### Problem details
Give the number of lines that hold the string "content". Nothing else is needed.

### Structured figure records
- - -
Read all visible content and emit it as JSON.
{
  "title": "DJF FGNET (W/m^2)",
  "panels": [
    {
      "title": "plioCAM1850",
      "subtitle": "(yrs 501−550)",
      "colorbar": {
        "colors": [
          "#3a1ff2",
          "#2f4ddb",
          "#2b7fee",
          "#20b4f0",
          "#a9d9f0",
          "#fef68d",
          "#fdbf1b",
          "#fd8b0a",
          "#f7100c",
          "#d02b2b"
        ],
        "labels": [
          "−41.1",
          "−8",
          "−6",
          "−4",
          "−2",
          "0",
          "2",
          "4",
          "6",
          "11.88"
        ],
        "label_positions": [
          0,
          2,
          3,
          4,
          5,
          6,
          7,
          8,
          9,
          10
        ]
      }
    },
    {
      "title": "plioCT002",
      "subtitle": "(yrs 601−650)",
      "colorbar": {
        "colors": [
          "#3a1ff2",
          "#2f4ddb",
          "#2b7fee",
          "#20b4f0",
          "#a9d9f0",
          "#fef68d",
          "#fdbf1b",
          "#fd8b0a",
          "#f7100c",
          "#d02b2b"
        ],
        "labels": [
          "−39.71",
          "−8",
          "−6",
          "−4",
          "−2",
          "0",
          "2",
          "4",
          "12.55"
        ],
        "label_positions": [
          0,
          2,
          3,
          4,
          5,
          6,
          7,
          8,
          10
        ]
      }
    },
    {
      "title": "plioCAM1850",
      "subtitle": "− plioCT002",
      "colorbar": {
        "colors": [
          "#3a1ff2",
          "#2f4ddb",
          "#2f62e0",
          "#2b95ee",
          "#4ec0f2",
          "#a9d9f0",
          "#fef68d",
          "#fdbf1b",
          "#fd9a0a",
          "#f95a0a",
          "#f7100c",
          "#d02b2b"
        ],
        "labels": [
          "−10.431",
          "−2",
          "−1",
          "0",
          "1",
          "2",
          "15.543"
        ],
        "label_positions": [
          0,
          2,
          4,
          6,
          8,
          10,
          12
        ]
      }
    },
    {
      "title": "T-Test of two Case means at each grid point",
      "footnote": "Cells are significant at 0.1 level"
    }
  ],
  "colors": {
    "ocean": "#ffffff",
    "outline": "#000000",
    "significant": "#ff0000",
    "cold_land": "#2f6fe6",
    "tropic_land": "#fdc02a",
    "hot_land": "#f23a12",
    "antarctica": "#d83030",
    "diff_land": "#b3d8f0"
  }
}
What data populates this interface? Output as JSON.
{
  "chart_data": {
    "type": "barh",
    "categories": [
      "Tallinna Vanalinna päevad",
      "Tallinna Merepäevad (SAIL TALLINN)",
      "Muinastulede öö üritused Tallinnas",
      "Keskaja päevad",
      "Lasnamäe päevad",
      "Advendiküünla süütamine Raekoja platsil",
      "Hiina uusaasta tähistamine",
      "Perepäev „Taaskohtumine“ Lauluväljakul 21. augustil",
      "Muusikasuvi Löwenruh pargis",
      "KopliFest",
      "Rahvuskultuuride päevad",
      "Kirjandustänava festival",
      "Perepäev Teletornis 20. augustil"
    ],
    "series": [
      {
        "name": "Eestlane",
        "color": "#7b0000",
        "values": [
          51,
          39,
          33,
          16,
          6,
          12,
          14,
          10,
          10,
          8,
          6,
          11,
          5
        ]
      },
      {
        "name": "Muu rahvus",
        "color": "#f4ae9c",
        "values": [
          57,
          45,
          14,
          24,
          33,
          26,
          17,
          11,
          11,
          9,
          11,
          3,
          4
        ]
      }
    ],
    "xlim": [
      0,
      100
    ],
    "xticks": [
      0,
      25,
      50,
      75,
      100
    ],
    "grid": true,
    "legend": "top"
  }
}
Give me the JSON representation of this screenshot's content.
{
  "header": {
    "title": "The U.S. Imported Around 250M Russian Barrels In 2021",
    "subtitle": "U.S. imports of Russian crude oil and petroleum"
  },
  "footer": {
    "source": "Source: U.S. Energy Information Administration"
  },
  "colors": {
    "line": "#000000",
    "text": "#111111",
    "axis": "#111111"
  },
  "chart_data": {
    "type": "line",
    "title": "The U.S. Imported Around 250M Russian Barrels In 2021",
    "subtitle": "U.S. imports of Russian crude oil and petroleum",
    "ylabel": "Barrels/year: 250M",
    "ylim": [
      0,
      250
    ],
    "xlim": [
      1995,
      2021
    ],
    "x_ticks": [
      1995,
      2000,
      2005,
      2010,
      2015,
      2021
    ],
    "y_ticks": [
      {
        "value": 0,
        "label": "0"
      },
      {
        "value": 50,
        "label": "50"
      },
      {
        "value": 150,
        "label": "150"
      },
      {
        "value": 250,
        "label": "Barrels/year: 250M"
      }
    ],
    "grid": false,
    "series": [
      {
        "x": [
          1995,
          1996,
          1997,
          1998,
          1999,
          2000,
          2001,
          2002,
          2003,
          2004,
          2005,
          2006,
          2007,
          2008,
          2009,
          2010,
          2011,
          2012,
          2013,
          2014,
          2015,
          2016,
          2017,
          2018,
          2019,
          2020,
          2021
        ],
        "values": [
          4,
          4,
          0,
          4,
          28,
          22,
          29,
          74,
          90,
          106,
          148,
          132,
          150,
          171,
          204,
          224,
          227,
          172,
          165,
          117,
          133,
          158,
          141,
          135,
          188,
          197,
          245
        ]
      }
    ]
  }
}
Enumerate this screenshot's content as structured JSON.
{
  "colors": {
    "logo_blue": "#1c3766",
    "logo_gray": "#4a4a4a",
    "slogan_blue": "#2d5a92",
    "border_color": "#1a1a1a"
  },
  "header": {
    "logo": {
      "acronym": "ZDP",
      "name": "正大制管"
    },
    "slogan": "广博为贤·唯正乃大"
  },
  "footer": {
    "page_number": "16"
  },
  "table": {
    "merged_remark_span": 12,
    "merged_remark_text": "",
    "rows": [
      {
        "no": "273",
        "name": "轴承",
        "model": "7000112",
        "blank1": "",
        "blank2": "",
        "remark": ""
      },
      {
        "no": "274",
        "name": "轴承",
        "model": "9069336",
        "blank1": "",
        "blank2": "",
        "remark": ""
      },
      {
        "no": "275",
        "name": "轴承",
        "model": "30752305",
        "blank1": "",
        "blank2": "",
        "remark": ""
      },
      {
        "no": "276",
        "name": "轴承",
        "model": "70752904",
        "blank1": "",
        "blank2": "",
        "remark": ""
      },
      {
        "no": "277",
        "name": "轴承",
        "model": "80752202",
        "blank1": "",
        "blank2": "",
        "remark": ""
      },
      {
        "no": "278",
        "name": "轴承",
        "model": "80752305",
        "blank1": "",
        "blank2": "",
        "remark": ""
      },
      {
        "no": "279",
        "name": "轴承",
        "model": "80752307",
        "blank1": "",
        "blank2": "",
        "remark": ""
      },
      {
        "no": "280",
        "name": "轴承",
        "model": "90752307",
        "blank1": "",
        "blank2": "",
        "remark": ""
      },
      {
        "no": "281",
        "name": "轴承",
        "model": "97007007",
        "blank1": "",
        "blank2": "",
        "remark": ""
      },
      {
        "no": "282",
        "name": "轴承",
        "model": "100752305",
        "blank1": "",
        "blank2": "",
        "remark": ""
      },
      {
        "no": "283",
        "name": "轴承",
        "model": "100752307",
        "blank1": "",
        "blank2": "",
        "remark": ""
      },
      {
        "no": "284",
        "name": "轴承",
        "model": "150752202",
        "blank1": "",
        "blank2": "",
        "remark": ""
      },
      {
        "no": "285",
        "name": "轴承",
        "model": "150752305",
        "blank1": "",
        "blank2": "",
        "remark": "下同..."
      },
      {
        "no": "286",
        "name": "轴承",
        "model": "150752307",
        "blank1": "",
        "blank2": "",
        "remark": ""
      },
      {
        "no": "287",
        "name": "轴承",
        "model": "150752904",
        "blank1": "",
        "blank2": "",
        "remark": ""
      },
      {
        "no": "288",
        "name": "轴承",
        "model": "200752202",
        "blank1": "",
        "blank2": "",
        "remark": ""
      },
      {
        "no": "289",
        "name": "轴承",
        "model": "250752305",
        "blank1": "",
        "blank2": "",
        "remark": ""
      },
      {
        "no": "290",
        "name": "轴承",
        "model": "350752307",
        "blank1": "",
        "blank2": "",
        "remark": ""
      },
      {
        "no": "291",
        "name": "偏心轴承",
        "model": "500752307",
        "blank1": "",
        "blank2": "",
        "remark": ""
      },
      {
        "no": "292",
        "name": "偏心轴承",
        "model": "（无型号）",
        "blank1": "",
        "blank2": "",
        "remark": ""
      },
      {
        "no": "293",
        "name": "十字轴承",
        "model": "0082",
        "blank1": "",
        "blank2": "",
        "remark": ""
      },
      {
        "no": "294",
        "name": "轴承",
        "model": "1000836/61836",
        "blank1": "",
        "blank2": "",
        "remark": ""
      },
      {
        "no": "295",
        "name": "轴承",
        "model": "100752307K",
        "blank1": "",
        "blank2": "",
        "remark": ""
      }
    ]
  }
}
- - -
### Correct result
3